* _WHAT IS REQUIRED_
Within the records below, find each line that holds the string "label", then copy it.

(Chart and figure data)
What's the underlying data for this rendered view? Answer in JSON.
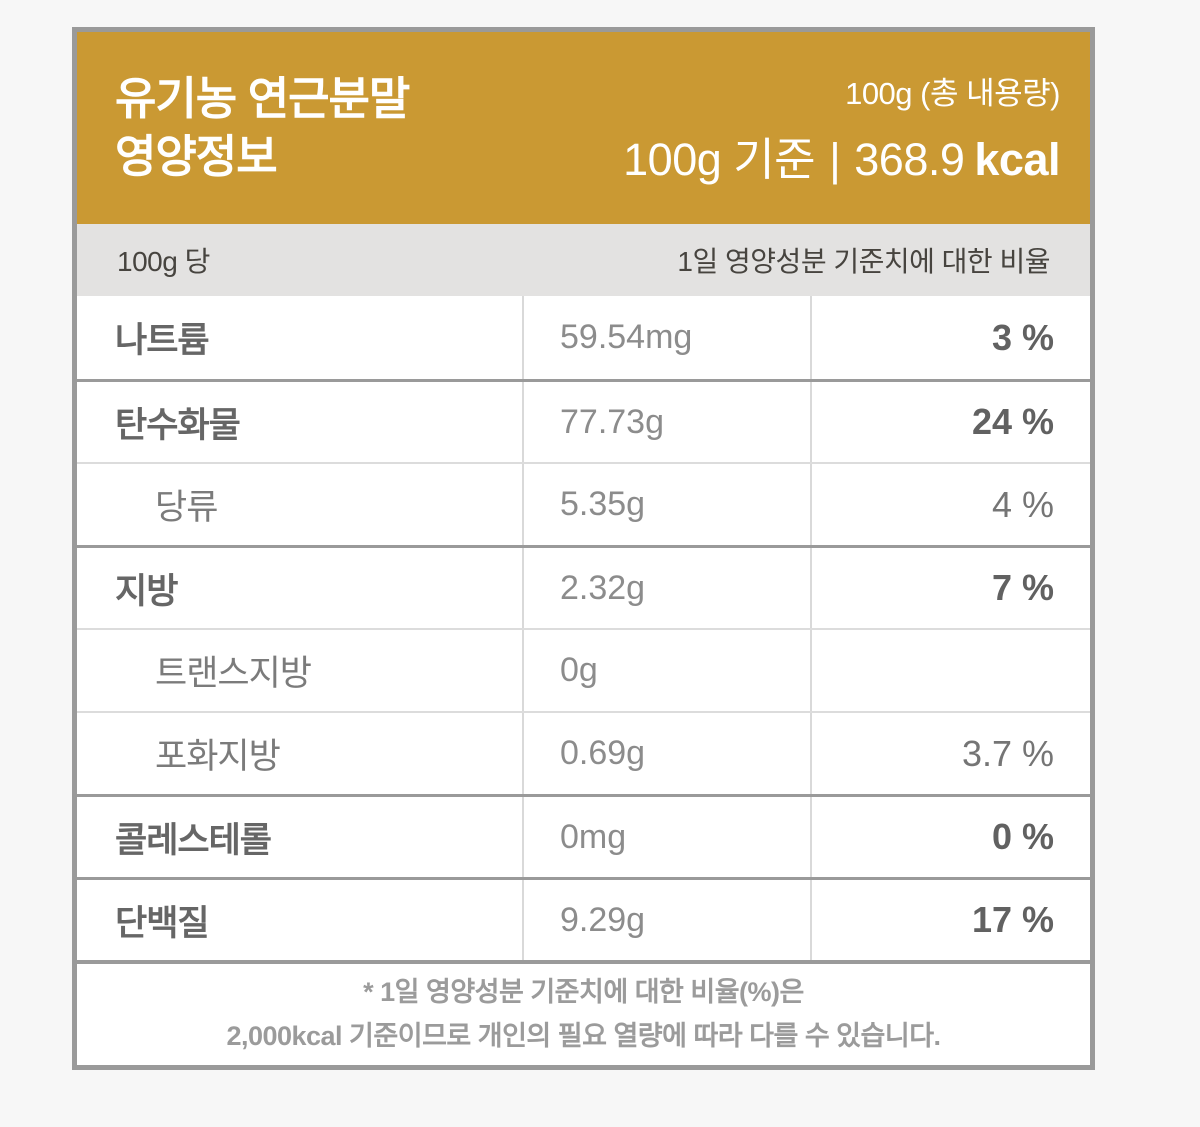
{
  "header": {
    "title_line1": "유기농 연근분말",
    "title_line2": "영양정보",
    "total_amount": "100g (총 내용량)",
    "basis": "100g 기준",
    "separator": "|",
    "kcal_value": "368.9",
    "kcal_unit": "kcal"
  },
  "subheader": {
    "per_amount": "100g 당",
    "daily_value_title": "1일 영양성분 기준치에 대한 비율"
  },
  "table": {
    "rows": [
      {
        "label": "나트륨",
        "amount": "59.54mg",
        "dv": "3 %"
      },
      {
        "label": "탄수화물",
        "amount": "77.73g",
        "dv": "24 %"
      },
      {
        "label": "당류",
        "amount": "5.35g",
        "dv": "4 %"
      },
      {
        "label": "지방",
        "amount": "2.32g",
        "dv": "7 %"
      },
      {
        "label": "트랜스지방",
        "amount": "0g",
        "dv": ""
      },
      {
        "label": "포화지방",
        "amount": "0.69g",
        "dv": "3.7 %"
      },
      {
        "label": "콜레스테롤",
        "amount": "0mg",
        "dv": "0 %"
      },
      {
        "label": "단백질",
        "amount": "9.29g",
        "dv": "17 %"
      }
    ]
  },
  "footnote": {
    "line1": "* 1일 영양성분 기준치에 대한 비율(%)은",
    "line2": "2,000kcal 기준이므로 개인의 필요 열량에 따라 다를 수 있습니다."
  },
  "colors": {
    "accent_gold": "#CA9933",
    "subheader_bg": "#E3E2E1",
    "border_gray": "#9A9A9A",
    "thin_divider": "#D9D9D9",
    "page_bg": "#F7F7F7"
  }
}
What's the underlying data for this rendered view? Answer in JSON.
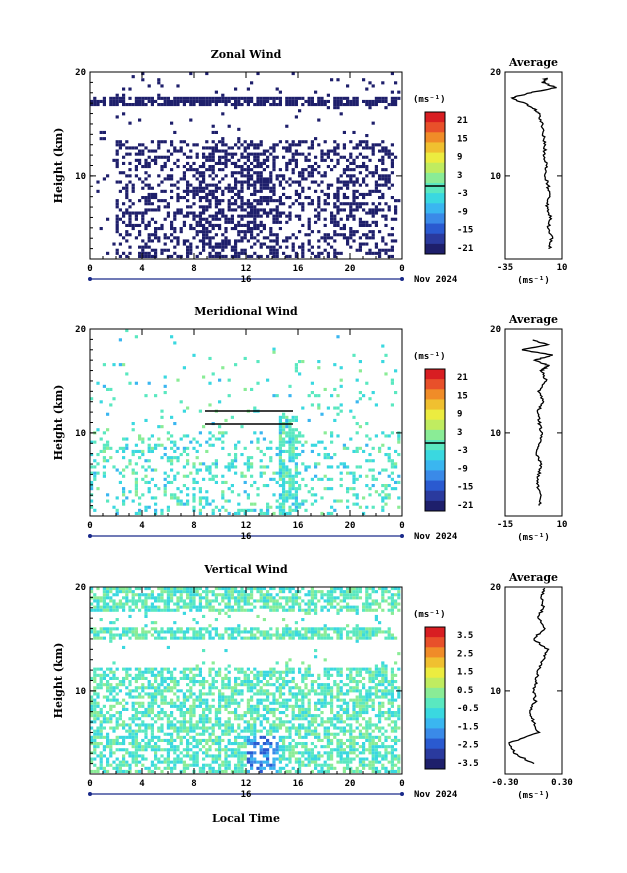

* _COMPLETE OUTPUT_
        "label": "나트륨",
        "label": "탄수화물",
        "label": "당류",
        "label": "지방",
        "label": "트랜스지방",
        "label": "포화지방",
        "label": "콜레스테롤",
        "label": "단백질",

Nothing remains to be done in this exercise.